**Exercise input**
◆ ◆ ◆ ◆ ◆

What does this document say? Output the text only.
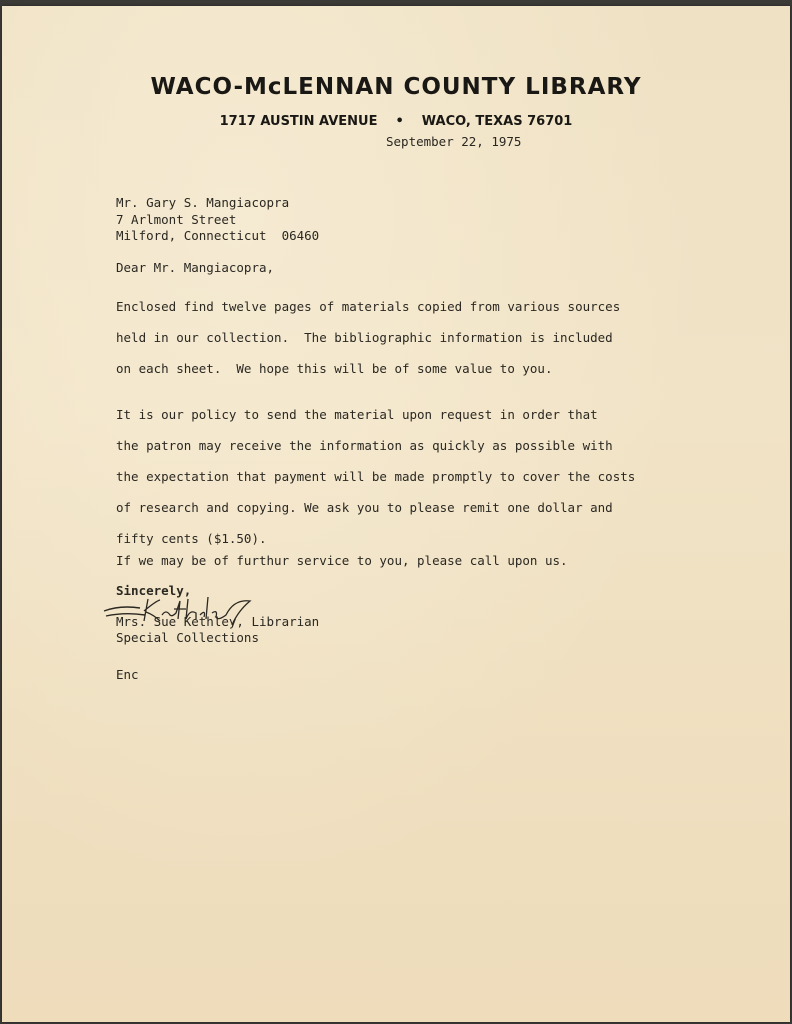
WACO-McLENNAN COUNTY LIBRARY
1717 AUSTIN AVENUE • WACO, TEXAS 76701
September 22, 1975
Mr. Gary S. Mangiacopra
7 Arlmont Street
Milford, Connecticut  06460
Dear Mr. Mangiacopra,
Enclosed find twelve pages of materials copied from various sources
held in our collection.  The bibliographic information is included
on each sheet.  We hope this will be of some value to you.
It is our policy to send the material upon request in order that
the patron may receive the information as quickly as possible with
the expectation that payment will be made promptly to cover the costs
of research and copying. We ask you to please remit one dollar and
fifty cents ($1.50).
If we may be of furthur service to you, please call upon us.
Sincerely,
Mrs. Sue Kethley, Librarian
Special Collections
Enc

◆ ◆ ◆ ◆ ◆

Leaving aside the images, write out the entries above word for word.

**Full output**
What does this document say? Output the text only.
WACO-McLENNAN COUNTY LIBRARY
1717 AUSTIN AVENUE • WACO, TEXAS 76701
September 22, 1975
Mr. Gary S. Mangiacopra
7 Arlmont Street
Milford, Connecticut  06460
Dear Mr. Mangiacopra,
Enclosed find twelve pages of materials copied from various sources
held in our collection.  The bibliographic information is included
on each sheet.  We hope this will be of some value to you.
It is our policy to send the material upon request in order that
the patron may receive the information as quickly as possible with
the expectation that payment will be made promptly to cover the costs
of research and copying. We ask you to please remit one dollar and
fifty cents ($1.50).
If we may be of furthur service to you, please call upon us.
Sincerely,
Mrs. Sue Kethley, Librarian
Special Collections
Enc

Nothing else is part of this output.